*TASK GOAL*:
In the records that follow, show each line where the word "Decline" is present.

____ RAW DATA

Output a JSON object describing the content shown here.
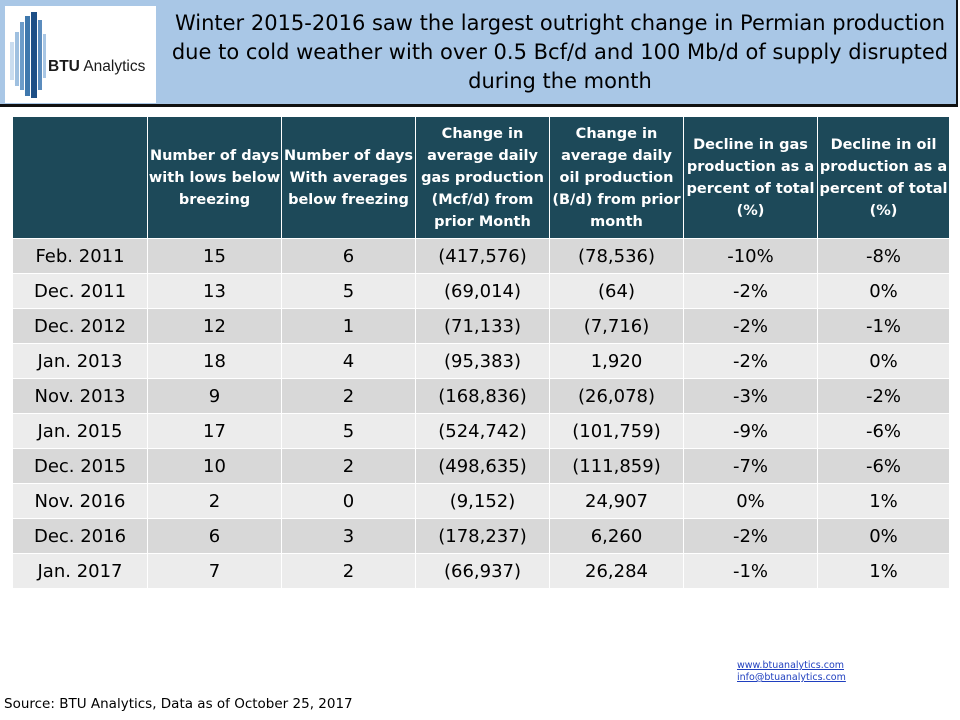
{
  "header": {
    "logo_text_bold": "BTU",
    "logo_text_rest": "Analytics",
    "headline": "Winter 2015-2016 saw the largest outright change in Permian production due to cold weather with over 0.5 Bcf/d and 100 Mb/d of supply disrupted during the month"
  },
  "table": {
    "columns": [
      "",
      "Number of days with lows below breezing",
      "Number of days With averages below freezing",
      "Change in average daily gas production (Mcf/d) from prior Month",
      "Change in average daily oil production (B/d) from prior month",
      "Decline in gas production as a percent of total (%)",
      "Decline in oil production as a percent of total (%)"
    ],
    "rows": [
      [
        "Feb. 2011",
        "15",
        "6",
        "(417,576)",
        "(78,536)",
        "-10%",
        "-8%"
      ],
      [
        "Dec. 2011",
        "13",
        "5",
        "(69,014)",
        "(64)",
        "-2%",
        "0%"
      ],
      [
        "Dec. 2012",
        "12",
        "1",
        "(71,133)",
        "(7,716)",
        "-2%",
        "-1%"
      ],
      [
        "Jan. 2013",
        "18",
        "4",
        "(95,383)",
        "1,920",
        "-2%",
        "0%"
      ],
      [
        "Nov. 2013",
        "9",
        "2",
        "(168,836)",
        "(26,078)",
        "-3%",
        "-2%"
      ],
      [
        "Jan. 2015",
        "17",
        "5",
        "(524,742)",
        "(101,759)",
        "-9%",
        "-6%"
      ],
      [
        "Dec. 2015",
        "10",
        "2",
        "(498,635)",
        "(111,859)",
        "-7%",
        "-6%"
      ],
      [
        "Nov. 2016",
        "2",
        "0",
        "(9,152)",
        "24,907",
        "0%",
        "1%"
      ],
      [
        "Dec. 2016",
        "6",
        "3",
        "(178,237)",
        "6,260",
        "-2%",
        "0%"
      ],
      [
        "Jan. 2017",
        "7",
        "2",
        "(66,937)",
        "26,284",
        "-1%",
        "1%"
      ]
    ]
  },
  "footer": {
    "website": "www.btuanalytics.com",
    "email": "info@btuanalytics.com",
    "source": "Source:  BTU Analytics, Data as of October 25, 2017"
  },
  "colors": {
    "banner": "#a9c7e6",
    "header_row": "#1d4959",
    "row_dark": "#d8d8d8",
    "row_light": "#ececec"
  }
}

________

*TASK RESULT*:
      "Decline in gas production as a percent of total (%)",
      "Decline in oil production as a percent of total (%)"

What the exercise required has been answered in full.